WHAT THIS TASK INVOLVES:
Give as output the line that contains "Parse this screenshot: output", followed by every remaining line of the entries, unchanged and with nothing added.

RECORDS FOR PROCESSING:
** Begin **
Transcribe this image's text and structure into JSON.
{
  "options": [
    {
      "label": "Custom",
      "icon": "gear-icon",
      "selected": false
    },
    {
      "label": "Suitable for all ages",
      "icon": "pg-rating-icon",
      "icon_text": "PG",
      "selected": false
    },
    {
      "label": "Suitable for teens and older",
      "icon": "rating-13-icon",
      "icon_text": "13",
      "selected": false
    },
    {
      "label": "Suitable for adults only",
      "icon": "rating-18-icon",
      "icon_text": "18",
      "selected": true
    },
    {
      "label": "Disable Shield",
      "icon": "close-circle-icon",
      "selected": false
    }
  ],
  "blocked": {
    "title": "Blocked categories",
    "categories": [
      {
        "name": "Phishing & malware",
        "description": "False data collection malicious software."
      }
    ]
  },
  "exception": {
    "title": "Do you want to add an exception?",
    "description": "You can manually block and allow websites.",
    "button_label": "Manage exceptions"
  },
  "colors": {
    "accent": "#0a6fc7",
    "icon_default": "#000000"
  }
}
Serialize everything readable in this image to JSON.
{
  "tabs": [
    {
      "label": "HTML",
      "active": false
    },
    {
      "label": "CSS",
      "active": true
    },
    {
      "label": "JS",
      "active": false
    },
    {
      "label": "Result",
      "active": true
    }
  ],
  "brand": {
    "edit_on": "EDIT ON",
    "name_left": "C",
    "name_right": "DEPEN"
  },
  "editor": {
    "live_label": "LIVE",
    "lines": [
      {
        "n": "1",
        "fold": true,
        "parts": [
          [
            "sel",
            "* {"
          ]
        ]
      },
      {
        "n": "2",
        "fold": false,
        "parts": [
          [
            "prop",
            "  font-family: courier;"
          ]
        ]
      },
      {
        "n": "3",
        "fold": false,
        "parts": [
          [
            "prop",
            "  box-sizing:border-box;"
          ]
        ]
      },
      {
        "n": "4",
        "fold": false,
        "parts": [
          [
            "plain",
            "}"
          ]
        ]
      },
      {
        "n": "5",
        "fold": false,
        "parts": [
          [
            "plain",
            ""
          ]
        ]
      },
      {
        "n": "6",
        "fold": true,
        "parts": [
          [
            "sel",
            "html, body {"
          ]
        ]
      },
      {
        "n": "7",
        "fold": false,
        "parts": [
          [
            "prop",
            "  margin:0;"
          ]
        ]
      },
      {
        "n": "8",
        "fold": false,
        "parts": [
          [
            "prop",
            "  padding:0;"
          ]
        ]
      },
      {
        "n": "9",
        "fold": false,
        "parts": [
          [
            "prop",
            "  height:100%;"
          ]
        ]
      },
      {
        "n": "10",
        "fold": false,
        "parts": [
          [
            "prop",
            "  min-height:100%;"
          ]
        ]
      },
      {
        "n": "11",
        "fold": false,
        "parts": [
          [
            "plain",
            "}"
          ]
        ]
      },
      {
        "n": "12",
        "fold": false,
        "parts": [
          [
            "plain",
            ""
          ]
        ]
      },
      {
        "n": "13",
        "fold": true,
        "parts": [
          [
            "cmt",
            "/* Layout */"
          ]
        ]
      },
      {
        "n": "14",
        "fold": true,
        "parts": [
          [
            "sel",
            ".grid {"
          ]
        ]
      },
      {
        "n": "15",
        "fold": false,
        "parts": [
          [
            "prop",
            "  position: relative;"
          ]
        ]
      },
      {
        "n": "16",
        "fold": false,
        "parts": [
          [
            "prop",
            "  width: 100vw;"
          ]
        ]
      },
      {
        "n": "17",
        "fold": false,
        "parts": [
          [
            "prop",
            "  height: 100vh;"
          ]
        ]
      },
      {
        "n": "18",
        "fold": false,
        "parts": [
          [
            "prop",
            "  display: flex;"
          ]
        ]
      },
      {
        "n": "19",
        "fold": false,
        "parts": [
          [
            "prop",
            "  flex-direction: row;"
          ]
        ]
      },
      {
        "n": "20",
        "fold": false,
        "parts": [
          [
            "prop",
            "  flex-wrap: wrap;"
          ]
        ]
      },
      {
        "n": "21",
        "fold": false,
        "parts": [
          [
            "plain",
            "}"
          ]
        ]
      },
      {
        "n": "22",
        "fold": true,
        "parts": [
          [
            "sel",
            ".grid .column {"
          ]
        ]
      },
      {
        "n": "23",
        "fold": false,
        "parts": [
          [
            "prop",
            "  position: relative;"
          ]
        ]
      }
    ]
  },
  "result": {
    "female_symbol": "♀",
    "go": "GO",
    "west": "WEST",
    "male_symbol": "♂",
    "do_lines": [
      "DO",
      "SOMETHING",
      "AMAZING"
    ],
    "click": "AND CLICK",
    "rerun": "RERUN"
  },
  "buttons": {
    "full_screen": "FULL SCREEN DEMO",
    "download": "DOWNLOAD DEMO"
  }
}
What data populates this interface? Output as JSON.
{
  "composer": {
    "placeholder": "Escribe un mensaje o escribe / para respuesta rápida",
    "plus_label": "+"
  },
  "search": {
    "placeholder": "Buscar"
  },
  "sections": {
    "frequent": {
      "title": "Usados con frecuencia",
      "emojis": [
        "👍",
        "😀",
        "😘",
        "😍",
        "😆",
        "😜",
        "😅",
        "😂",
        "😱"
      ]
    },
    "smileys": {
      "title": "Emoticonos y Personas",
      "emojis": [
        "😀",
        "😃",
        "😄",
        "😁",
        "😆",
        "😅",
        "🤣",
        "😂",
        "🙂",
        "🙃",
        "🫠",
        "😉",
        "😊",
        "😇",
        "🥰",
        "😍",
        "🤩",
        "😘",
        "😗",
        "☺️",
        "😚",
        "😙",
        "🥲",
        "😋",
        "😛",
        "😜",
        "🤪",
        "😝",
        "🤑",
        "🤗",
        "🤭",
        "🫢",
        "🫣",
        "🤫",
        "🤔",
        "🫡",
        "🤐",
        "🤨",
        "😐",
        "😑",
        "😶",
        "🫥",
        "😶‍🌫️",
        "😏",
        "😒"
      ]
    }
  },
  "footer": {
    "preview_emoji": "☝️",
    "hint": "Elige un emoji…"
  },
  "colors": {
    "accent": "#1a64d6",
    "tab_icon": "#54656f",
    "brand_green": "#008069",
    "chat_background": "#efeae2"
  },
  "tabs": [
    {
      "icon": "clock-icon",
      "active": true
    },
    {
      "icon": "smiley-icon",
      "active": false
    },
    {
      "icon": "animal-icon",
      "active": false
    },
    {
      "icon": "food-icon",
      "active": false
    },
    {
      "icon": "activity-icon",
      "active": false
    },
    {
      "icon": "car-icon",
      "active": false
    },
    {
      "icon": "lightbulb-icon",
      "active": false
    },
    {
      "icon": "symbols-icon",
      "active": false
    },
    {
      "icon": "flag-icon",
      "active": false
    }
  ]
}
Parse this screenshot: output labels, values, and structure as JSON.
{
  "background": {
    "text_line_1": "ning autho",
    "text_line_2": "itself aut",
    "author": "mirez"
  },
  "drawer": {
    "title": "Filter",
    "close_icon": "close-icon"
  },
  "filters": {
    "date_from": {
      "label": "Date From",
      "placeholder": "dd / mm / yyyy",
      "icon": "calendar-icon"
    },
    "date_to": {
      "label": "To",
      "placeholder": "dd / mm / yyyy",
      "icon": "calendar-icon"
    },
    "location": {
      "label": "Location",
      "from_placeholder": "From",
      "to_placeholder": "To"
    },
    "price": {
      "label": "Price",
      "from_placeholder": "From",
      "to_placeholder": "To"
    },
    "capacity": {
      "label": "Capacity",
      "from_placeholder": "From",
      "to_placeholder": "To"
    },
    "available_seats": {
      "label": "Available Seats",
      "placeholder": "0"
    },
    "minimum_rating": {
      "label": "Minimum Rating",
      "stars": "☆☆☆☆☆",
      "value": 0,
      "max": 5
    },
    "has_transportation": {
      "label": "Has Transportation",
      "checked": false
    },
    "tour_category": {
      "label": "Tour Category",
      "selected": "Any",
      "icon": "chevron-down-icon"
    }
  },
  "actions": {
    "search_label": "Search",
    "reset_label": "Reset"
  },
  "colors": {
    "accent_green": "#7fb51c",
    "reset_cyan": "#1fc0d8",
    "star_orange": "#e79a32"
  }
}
** End **
EXPECTED ANSWER:
Parse this screenshot: output labels, values, and structure as JSON.
{
  "background": {
    "text_line_1": "ning autho",
    "text_line_2": "itself aut",
    "author": "mirez"
  },
  "drawer": {
    "title": "Filter",
    "close_icon": "close-icon"
  },
  "filters": {
    "date_from": {
      "label": "Date From",
      "placeholder": "dd / mm / yyyy",
      "icon": "calendar-icon"
    },
    "date_to": {
      "label": "To",
      "placeholder": "dd / mm / yyyy",
      "icon": "calendar-icon"
    },
    "location": {
      "label": "Location",
      "from_placeholder": "From",
      "to_placeholder": "To"
    },
    "price": {
      "label": "Price",
      "from_placeholder": "From",
      "to_placeholder": "To"
    },
    "capacity": {
      "label": "Capacity",
      "from_placeholder": "From",
      "to_placeholder": "To"
    },
    "available_seats": {
      "label": "Available Seats",
      "placeholder": "0"
    },
    "minimum_rating": {
      "label": "Minimum Rating",
      "stars": "☆☆☆☆☆",
      "value": 0,
      "max": 5
    },
    "has_transportation": {
      "label": "Has Transportation",
      "checked": false
    },
    "tour_category": {
      "label": "Tour Category",
      "selected": "Any",
      "icon": "chevron-down-icon"
    }
  },
  "actions": {
    "search_label": "Search",
    "reset_label": "Reset"
  },
  "colors": {
    "accent_green": "#7fb51c",
    "reset_cyan": "#1fc0d8",
    "star_orange": "#e79a32"
  }
}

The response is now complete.